# WHAT NEEDS TO BE DONE:
Return all of the entries exactly, with nothing added or left out.

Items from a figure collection

###

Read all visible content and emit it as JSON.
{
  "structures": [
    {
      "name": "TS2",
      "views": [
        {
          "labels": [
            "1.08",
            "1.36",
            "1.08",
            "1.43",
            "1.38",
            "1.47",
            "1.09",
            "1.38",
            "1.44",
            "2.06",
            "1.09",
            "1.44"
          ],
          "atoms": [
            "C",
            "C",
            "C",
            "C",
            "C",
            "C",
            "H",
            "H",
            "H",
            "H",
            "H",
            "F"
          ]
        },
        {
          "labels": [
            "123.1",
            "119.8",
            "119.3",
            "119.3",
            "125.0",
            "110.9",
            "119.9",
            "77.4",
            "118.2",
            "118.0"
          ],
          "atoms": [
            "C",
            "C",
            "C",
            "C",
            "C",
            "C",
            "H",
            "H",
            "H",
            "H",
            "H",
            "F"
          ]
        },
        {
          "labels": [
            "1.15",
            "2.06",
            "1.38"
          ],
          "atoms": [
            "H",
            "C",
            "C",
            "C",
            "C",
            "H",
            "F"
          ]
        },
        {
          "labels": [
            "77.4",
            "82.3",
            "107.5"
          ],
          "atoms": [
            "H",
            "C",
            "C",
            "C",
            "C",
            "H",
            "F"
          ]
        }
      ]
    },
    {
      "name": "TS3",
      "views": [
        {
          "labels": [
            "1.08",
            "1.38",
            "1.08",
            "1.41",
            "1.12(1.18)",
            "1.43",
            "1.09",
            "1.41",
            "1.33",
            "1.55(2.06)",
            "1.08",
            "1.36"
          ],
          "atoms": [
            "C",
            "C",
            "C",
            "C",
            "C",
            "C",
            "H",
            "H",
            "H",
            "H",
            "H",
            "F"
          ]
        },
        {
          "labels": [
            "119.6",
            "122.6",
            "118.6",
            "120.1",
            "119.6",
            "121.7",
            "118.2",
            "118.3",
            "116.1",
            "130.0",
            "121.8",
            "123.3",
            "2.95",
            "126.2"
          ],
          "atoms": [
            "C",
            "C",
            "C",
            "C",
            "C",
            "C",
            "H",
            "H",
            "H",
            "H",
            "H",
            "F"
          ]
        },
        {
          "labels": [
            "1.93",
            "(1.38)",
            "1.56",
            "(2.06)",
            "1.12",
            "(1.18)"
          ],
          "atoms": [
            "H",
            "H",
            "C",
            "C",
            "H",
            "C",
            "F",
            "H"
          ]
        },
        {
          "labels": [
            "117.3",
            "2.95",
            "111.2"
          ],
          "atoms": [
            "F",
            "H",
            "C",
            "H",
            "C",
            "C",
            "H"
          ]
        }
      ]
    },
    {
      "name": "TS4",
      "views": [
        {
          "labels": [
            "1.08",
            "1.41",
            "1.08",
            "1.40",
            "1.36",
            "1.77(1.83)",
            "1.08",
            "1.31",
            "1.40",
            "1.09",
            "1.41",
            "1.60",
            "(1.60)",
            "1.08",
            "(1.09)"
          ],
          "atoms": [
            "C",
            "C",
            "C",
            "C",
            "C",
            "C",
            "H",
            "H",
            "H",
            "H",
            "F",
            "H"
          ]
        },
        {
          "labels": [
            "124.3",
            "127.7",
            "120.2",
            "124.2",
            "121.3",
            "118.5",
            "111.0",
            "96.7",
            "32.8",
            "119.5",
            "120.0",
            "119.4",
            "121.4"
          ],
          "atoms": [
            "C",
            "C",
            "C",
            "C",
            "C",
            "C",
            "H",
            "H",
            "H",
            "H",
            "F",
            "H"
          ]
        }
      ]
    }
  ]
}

###

# EXERCISE RESULT:
Read all visible content and emit it as JSON.
{
  "structures": [
    {
      "name": "TS2",
      "views": [
        {
          "labels": [
            "1.08",
            "1.36",
            "1.08",
            "1.43",
            "1.38",
            "1.47",
            "1.09",
            "1.38",
            "1.44",
            "2.06",
            "1.09",
            "1.44"
          ],
          "atoms": [
            "C",
            "C",
            "C",
            "C",
            "C",
            "C",
            "H",
            "H",
            "H",
            "H",
            "H",
            "F"
          ]
        },
        {
          "labels": [
            "123.1",
            "119.8",
            "119.3",
            "119.3",
            "125.0",
            "110.9",
            "119.9",
            "77.4",
            "118.2",
            "118.0"
          ],
          "atoms": [
            "C",
            "C",
            "C",
            "C",
            "C",
            "C",
            "H",
            "H",
            "H",
            "H",
            "H",
            "F"
          ]
        },
        {
          "labels": [
            "1.15",
            "2.06",
            "1.38"
          ],
          "atoms": [
            "H",
            "C",
            "C",
            "C",
            "C",
            "H",
            "F"
          ]
        },
        {
          "labels": [
            "77.4",
            "82.3",
            "107.5"
          ],
          "atoms": [
            "H",
            "C",
            "C",
            "C",
            "C",
            "H",
            "F"
          ]
        }
      ]
    },
    {
      "name": "TS3",
      "views": [
        {
          "labels": [
            "1.08",
            "1.38",
            "1.08",
            "1.41",
            "1.12(1.18)",
            "1.43",
            "1.09",
            "1.41",
            "1.33",
            "1.55(2.06)",
            "1.08",
            "1.36"
          ],
          "atoms": [
            "C",
            "C",
            "C",
            "C",
            "C",
            "C",
            "H",
            "H",
            "H",
            "H",
            "H",
            "F"
          ]
        },
        {
          "labels": [
            "119.6",
            "122.6",
            "118.6",
            "120.1",
            "119.6",
            "121.7",
            "118.2",
            "118.3",
            "116.1",
            "130.0",
            "121.8",
            "123.3",
            "2.95",
            "126.2"
          ],
          "atoms": [
            "C",
            "C",
            "C",
            "C",
            "C",
            "C",
            "H",
            "H",
            "H",
            "H",
            "H",
            "F"
          ]
        },
        {
          "labels": [
            "1.93",
            "(1.38)",
            "1.56",
            "(2.06)",
            "1.12",
            "(1.18)"
          ],
          "atoms": [
            "H",
            "H",
            "C",
            "C",
            "H",
            "C",
            "F",
            "H"
          ]
        },
        {
          "labels": [
            "117.3",
            "2.95",
            "111.2"
          ],
          "atoms": [
            "F",
            "H",
            "C",
            "H",
            "C",
            "C",
            "H"
          ]
        }
      ]
    },
    {
      "name": "TS4",
      "views": [
        {
          "labels": [
            "1.08",
            "1.41",
            "1.08",
            "1.40",
            "1.36",
            "1.77(1.83)",
            "1.08",
            "1.31",
            "1.40",
            "1.09",
            "1.41",
            "1.60",
            "(1.60)",
            "1.08",
            "(1.09)"
          ],
          "atoms": [
            "C",
            "C",
            "C",
            "C",
            "C",
            "C",
            "H",
            "H",
            "H",
            "H",
            "F",
            "H"
          ]
        },
        {
          "labels": [
            "124.3",
            "127.7",
            "120.2",
            "124.2",
            "121.3",
            "118.5",
            "111.0",
            "96.7",
            "32.8",
            "119.5",
            "120.0",
            "119.4",
            "121.4"
          ],
          "atoms": [
            "C",
            "C",
            "C",
            "C",
            "C",
            "C",
            "H",
            "H",
            "H",
            "H",
            "F",
            "H"
          ]
        }
      ]
    }
  ]
}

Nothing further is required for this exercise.